• **Task instructions**
Render the data from the line with "text: • 4:29" to the line with "text: -49.82 bbox=[94, 594, 153, 622]", both included, as a JSON list of strings with one string per line and blank lines omitted.

• **Stored records**
○ ○ ○ ○ ○

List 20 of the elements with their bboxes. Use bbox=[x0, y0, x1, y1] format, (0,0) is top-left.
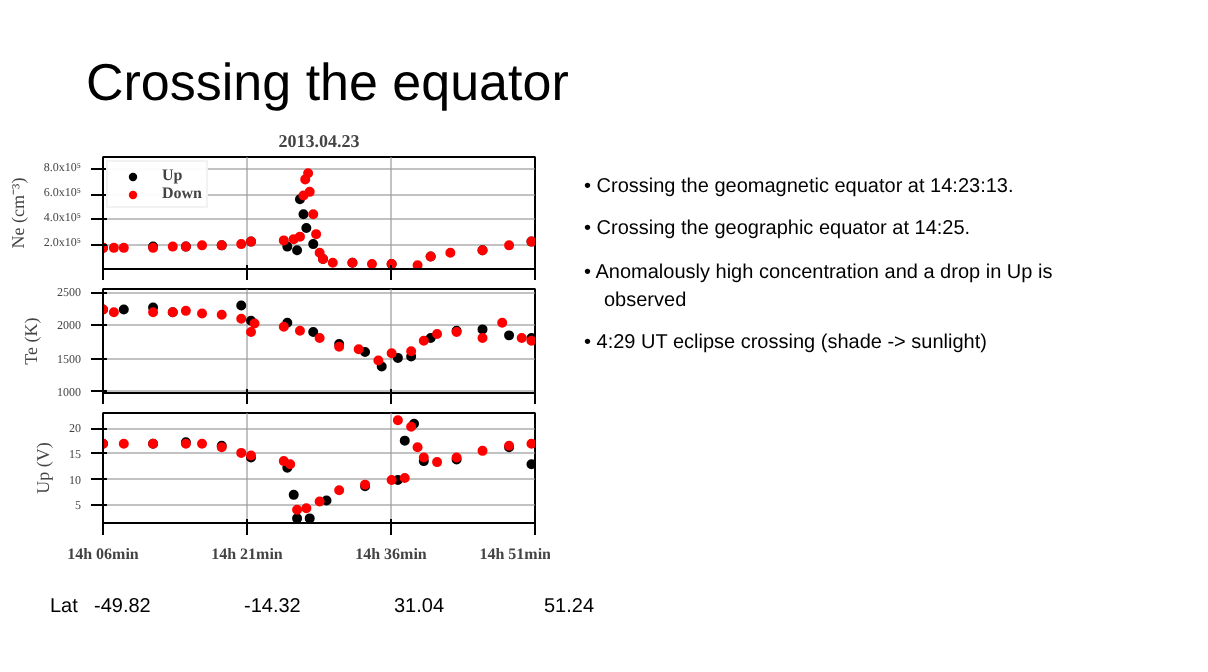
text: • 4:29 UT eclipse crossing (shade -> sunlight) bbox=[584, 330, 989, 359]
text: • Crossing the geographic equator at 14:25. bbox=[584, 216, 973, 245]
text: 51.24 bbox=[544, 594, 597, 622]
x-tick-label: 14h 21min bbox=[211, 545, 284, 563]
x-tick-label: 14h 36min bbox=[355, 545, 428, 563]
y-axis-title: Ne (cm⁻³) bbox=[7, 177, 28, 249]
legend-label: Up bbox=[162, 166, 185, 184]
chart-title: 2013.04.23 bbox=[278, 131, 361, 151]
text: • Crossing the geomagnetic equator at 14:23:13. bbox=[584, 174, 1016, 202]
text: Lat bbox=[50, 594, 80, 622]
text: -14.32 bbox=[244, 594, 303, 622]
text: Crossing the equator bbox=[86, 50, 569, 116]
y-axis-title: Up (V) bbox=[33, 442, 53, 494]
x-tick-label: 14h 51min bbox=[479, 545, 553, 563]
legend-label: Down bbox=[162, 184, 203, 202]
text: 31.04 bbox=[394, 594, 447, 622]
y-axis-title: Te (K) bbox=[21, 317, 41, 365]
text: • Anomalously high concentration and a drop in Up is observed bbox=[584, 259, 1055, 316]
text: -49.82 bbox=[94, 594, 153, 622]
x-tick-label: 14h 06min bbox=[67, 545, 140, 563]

○ ○ ○ ○ ○

• **Final answer**
[
  "text: • 4:29 UT eclipse crossing (shade -> sunlight) bbox=[584, 330, 989, 359]",
  "text: • Crossing the geographic equator at 14:25. bbox=[584, 216, 973, 245]",
  "text: 51.24 bbox=[544, 594, 597, 622]",
  "x-tick-label: 14h 21min bbox=[211, 545, 284, 563]",
  "x-tick-label: 14h 36min bbox=[355, 545, 428, 563]",
  "y-axis-title: Ne (cm⁻³) bbox=[7, 177, 28, 249]",
  "legend-label: Up bbox=[162, 166, 185, 184]",
  "chart-title: 2013.04.23 bbox=[278, 131, 361, 151]",
  "text: • Crossing the geomagnetic equator at 14:23:13. bbox=[584, 174, 1016, 202]",
  "text: Lat bbox=[50, 594, 80, 622]",
  "text: -14.32 bbox=[244, 594, 303, 622]",
  "text: Crossing the equator bbox=[86, 50, 569, 116]",
  "y-axis-title: Up (V) bbox=[33, 442, 53, 494]",
  "x-tick-label: 14h 51min bbox=[479, 545, 553, 563]",
  "legend-label: Down bbox=[162, 184, 203, 202]",
  "text: 31.04 bbox=[394, 594, 447, 622]",
  "y-axis-title: Te (K) bbox=[21, 317, 41, 365]",
  "text: • Anomalously high concentration and a drop in Up is observed bbox=[584, 259, 1055, 316]",
  "text: -49.82 bbox=[94, 594, 153, 622]"
]